Data records
■ ■ ■ ■ ■
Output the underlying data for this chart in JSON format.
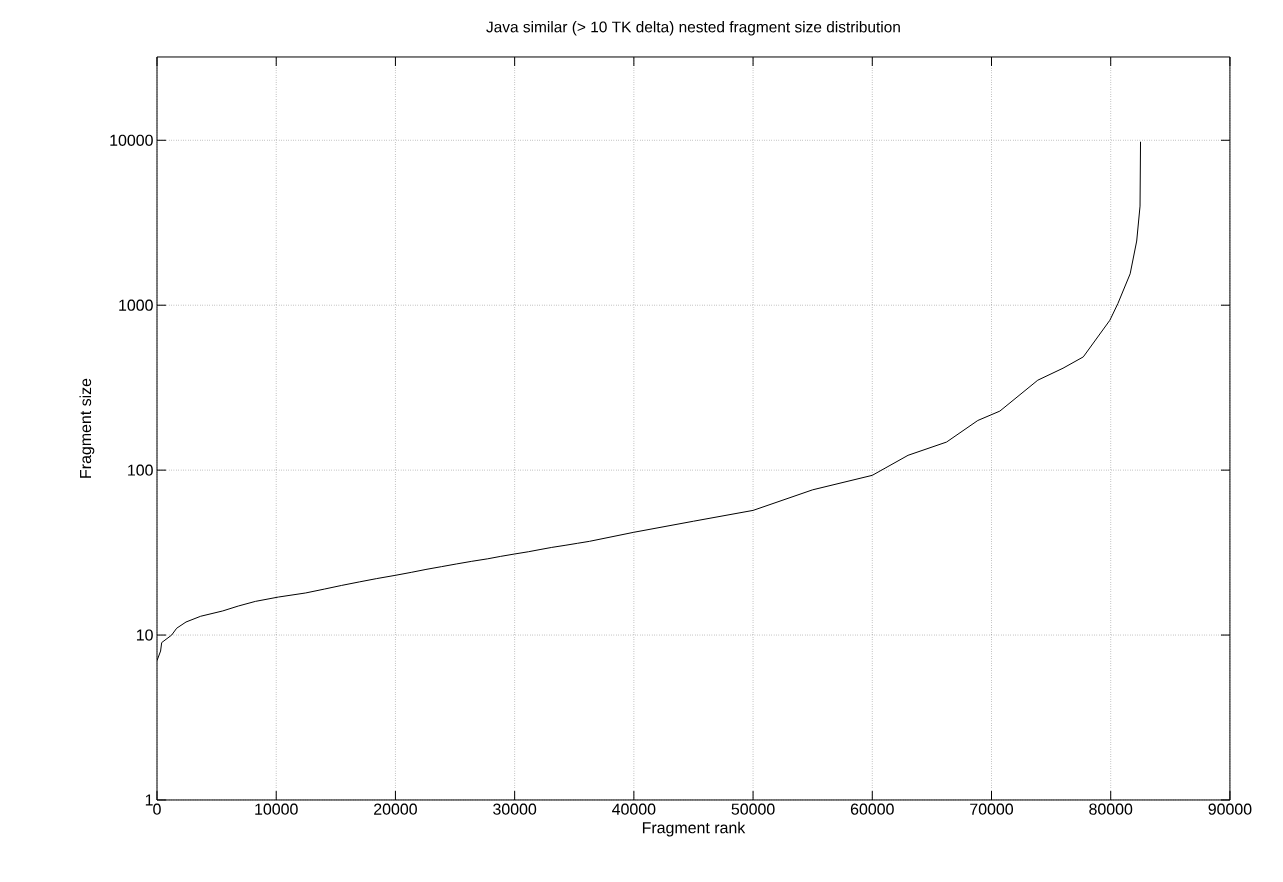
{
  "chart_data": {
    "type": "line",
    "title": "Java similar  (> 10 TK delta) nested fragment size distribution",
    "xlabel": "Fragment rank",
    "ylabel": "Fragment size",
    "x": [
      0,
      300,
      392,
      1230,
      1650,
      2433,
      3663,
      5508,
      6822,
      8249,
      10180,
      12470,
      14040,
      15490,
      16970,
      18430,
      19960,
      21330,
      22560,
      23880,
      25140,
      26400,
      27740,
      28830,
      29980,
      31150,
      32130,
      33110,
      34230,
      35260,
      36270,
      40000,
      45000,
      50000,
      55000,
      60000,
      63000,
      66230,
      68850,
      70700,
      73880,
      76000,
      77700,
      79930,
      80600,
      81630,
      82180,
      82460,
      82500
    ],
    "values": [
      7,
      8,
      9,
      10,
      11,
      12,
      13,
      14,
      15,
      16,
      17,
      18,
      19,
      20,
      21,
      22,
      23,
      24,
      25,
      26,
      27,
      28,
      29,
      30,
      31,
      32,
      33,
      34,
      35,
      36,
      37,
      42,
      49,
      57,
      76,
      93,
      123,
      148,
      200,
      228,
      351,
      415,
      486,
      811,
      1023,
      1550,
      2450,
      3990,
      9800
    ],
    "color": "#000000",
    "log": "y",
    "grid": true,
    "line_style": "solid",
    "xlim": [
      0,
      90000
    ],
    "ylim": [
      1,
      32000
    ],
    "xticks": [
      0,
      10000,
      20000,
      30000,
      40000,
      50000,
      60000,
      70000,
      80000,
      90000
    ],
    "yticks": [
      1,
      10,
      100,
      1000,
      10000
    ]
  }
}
■ ■ ■ ■ ■
Exercise instructions:
What is the number of lines in the listing that include the word "size"? Give that number and nothing else.

Answer to this problem:
2